_Written exercise_.
Return every line below as is, leaving out the pictures.

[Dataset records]

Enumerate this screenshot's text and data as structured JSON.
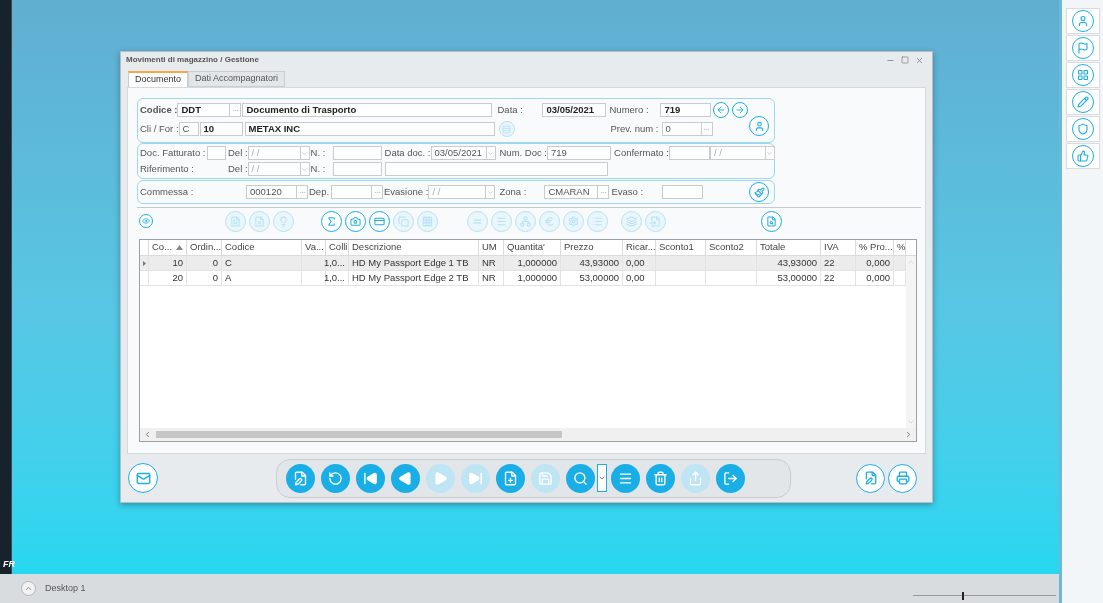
{
  "desktop": {
    "corner_label": "FR",
    "taskbar": {
      "label": "Desktop 1",
      "zoom_slider": {
        "level": 0.34
      }
    }
  },
  "window": {
    "title": "Movimenti di magazzino / Gestione"
  },
  "tabs": [
    {
      "label": "Documento",
      "selected": true
    },
    {
      "label": "Dati Accompagnatori",
      "selected": false
    }
  ],
  "header": {
    "codice_label": "Codice :",
    "codice": "DDT",
    "codice_desc": "Documento di Trasporto",
    "data_label": "Data :",
    "data": "03/05/2021",
    "numero_label": "Numero :",
    "numero": "719",
    "clifor_label": "Cli / For :",
    "clifor_type": "C",
    "clifor_code": "10",
    "clifor_name": "METAX INC",
    "prev_num_label": "Prev. num :",
    "prev_num": "0"
  },
  "references": {
    "doc_fatturato_label": "Doc. Fatturato :",
    "del_label": "Del :",
    "del_date": "/ /",
    "n_label": "N. :",
    "data_doc_label": "Data doc. :",
    "data_doc": "03/05/2021",
    "num_doc_label": "Num. Doc :",
    "num_doc": "719",
    "confermato_label": "Confermato :",
    "confermato_date": "/ /",
    "riferimento_label": "Riferimento :",
    "del2_label": "Del :",
    "del2_date": "/ /",
    "n2_label": "N. :"
  },
  "commessa": {
    "label": "Commessa :",
    "value": "000120",
    "dep_label": "Dep.",
    "evasione_label": "Evasione :",
    "evasione_date": "/ /",
    "zona_label": "Zona :",
    "zona": "CMARAN",
    "evaso_label": "Evaso :"
  },
  "function_toolbar": [
    [
      {
        "disabled": false
      }
    ],
    [
      {
        "disabled": true
      },
      {
        "disabled": true
      },
      {
        "disabled": true
      }
    ],
    [
      {
        "disabled": false
      },
      {
        "disabled": false
      },
      {
        "disabled": false
      },
      {
        "disabled": true
      },
      {
        "disabled": true
      }
    ],
    [
      {
        "disabled": true
      },
      {
        "disabled": true
      },
      {
        "disabled": true
      },
      {
        "disabled": true
      },
      {
        "disabled": true
      },
      {
        "disabled": true
      }
    ],
    [
      {
        "disabled": true
      },
      {
        "disabled": true
      }
    ],
    [
      {
        "disabled": false
      }
    ]
  ],
  "table": {
    "columns": [
      {
        "label": "Co...",
        "sorted": true
      },
      {
        "label": "Ordin...",
        "sorted": false
      },
      {
        "label": "Codice",
        "sorted": false
      },
      {
        "label": "Va...",
        "sorted": false
      },
      {
        "label": "Colli",
        "sorted": false
      },
      {
        "label": "Descrizione",
        "sorted": false
      },
      {
        "label": "UM",
        "sorted": false
      },
      {
        "label": "Quantita'",
        "sorted": false
      },
      {
        "label": "Prezzo",
        "sorted": false
      },
      {
        "label": "Ricar...",
        "sorted": false
      },
      {
        "label": "Sconto1",
        "sorted": false
      },
      {
        "label": "Sconto2",
        "sorted": false
      },
      {
        "label": "Totale",
        "sorted": false
      },
      {
        "label": "IVA",
        "sorted": false
      },
      {
        "label": "% Pro...",
        "sorted": false
      },
      {
        "label": "%",
        "sorted": false
      }
    ],
    "rows": [
      {
        "selected": true,
        "cells": [
          "10",
          "0",
          "C",
          null,
          "1,0...",
          "HD My Passport Edge 1 TB",
          "NR",
          "1,000000",
          "43,93000",
          "0,00",
          null,
          null,
          "43,93000",
          "22",
          "0,000",
          null
        ]
      },
      {
        "selected": false,
        "cells": [
          "20",
          "0",
          "A",
          null,
          "1,0...",
          "HD My Passport Edge 2 TB",
          "NR",
          "1,000000",
          "53,00000",
          "0,00",
          null,
          null,
          "53,00000",
          "22",
          "0,000",
          null
        ]
      }
    ]
  },
  "nav_toolbar": [
    {
      "kind": "button",
      "disabled": false
    },
    {
      "kind": "button",
      "disabled": false
    },
    {
      "kind": "button",
      "disabled": false
    },
    {
      "kind": "button",
      "disabled": false
    },
    {
      "kind": "button",
      "disabled": true
    },
    {
      "kind": "button",
      "disabled": true
    },
    {
      "kind": "button",
      "disabled": false
    },
    {
      "kind": "button",
      "disabled": true
    },
    {
      "kind": "button",
      "disabled": false
    },
    {
      "kind": "dropdown",
      "disabled": false
    },
    {
      "kind": "button",
      "disabled": false
    },
    {
      "kind": "button",
      "disabled": false
    },
    {
      "kind": "button",
      "disabled": true
    },
    {
      "kind": "button",
      "disabled": false
    }
  ]
}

_Output_.
Enumerate this screenshot's text and data as structured JSON.
{
  "desktop": {
    "corner_label": "FR",
    "taskbar": {
      "label": "Desktop 1",
      "zoom_slider": {
        "level": 0.34
      }
    }
  },
  "window": {
    "title": "Movimenti di magazzino / Gestione"
  },
  "tabs": [
    {
      "label": "Documento",
      "selected": true
    },
    {
      "label": "Dati Accompagnatori",
      "selected": false
    }
  ],
  "header": {
    "codice_label": "Codice :",
    "codice": "DDT",
    "codice_desc": "Documento di Trasporto",
    "data_label": "Data :",
    "data": "03/05/2021",
    "numero_label": "Numero :",
    "numero": "719",
    "clifor_label": "Cli / For :",
    "clifor_type": "C",
    "clifor_code": "10",
    "clifor_name": "METAX INC",
    "prev_num_label": "Prev. num :",
    "prev_num": "0"
  },
  "references": {
    "doc_fatturato_label": "Doc. Fatturato :",
    "del_label": "Del :",
    "del_date": "/ /",
    "n_label": "N. :",
    "data_doc_label": "Data doc. :",
    "data_doc": "03/05/2021",
    "num_doc_label": "Num. Doc :",
    "num_doc": "719",
    "confermato_label": "Confermato :",
    "confermato_date": "/ /",
    "riferimento_label": "Riferimento :",
    "del2_label": "Del :",
    "del2_date": "/ /",
    "n2_label": "N. :"
  },
  "commessa": {
    "label": "Commessa :",
    "value": "000120",
    "dep_label": "Dep.",
    "evasione_label": "Evasione :",
    "evasione_date": "/ /",
    "zona_label": "Zona :",
    "zona": "CMARAN",
    "evaso_label": "Evaso :"
  },
  "function_toolbar": [
    [
      {
        "disabled": false
      }
    ],
    [
      {
        "disabled": true
      },
      {
        "disabled": true
      },
      {
        "disabled": true
      }
    ],
    [
      {
        "disabled": false
      },
      {
        "disabled": false
      },
      {
        "disabled": false
      },
      {
        "disabled": true
      },
      {
        "disabled": true
      }
    ],
    [
      {
        "disabled": true
      },
      {
        "disabled": true
      },
      {
        "disabled": true
      },
      {
        "disabled": true
      },
      {
        "disabled": true
      },
      {
        "disabled": true
      }
    ],
    [
      {
        "disabled": true
      },
      {
        "disabled": true
      }
    ],
    [
      {
        "disabled": false
      }
    ]
  ],
  "table": {
    "columns": [
      {
        "label": "Co...",
        "sorted": true
      },
      {
        "label": "Ordin...",
        "sorted": false
      },
      {
        "label": "Codice",
        "sorted": false
      },
      {
        "label": "Va...",
        "sorted": false
      },
      {
        "label": "Colli",
        "sorted": false
      },
      {
        "label": "Descrizione",
        "sorted": false
      },
      {
        "label": "UM",
        "sorted": false
      },
      {
        "label": "Quantita'",
        "sorted": false
      },
      {
        "label": "Prezzo",
        "sorted": false
      },
      {
        "label": "Ricar...",
        "sorted": false
      },
      {
        "label": "Sconto1",
        "sorted": false
      },
      {
        "label": "Sconto2",
        "sorted": false
      },
      {
        "label": "Totale",
        "sorted": false
      },
      {
        "label": "IVA",
        "sorted": false
      },
      {
        "label": "% Pro...",
        "sorted": false
      },
      {
        "label": "%",
        "sorted": false
      }
    ],
    "rows": [
      {
        "selected": true,
        "cells": [
          "10",
          "0",
          "C",
          null,
          "1,0...",
          "HD My Passport Edge 1 TB",
          "NR",
          "1,000000",
          "43,93000",
          "0,00",
          null,
          null,
          "43,93000",
          "22",
          "0,000",
          null
        ]
      },
      {
        "selected": false,
        "cells": [
          "20",
          "0",
          "A",
          null,
          "1,0...",
          "HD My Passport Edge 2 TB",
          "NR",
          "1,000000",
          "53,00000",
          "0,00",
          null,
          null,
          "53,00000",
          "22",
          "0,000",
          null
        ]
      }
    ]
  },
  "nav_toolbar": [
    {
      "kind": "button",
      "disabled": false
    },
    {
      "kind": "button",
      "disabled": false
    },
    {
      "kind": "button",
      "disabled": false
    },
    {
      "kind": "button",
      "disabled": false
    },
    {
      "kind": "button",
      "disabled": true
    },
    {
      "kind": "button",
      "disabled": true
    },
    {
      "kind": "button",
      "disabled": false
    },
    {
      "kind": "button",
      "disabled": true
    },
    {
      "kind": "button",
      "disabled": false
    },
    {
      "kind": "dropdown",
      "disabled": false
    },
    {
      "kind": "button",
      "disabled": false
    },
    {
      "kind": "button",
      "disabled": false
    },
    {
      "kind": "button",
      "disabled": true
    },
    {
      "kind": "button",
      "disabled": false
    }
  ]
}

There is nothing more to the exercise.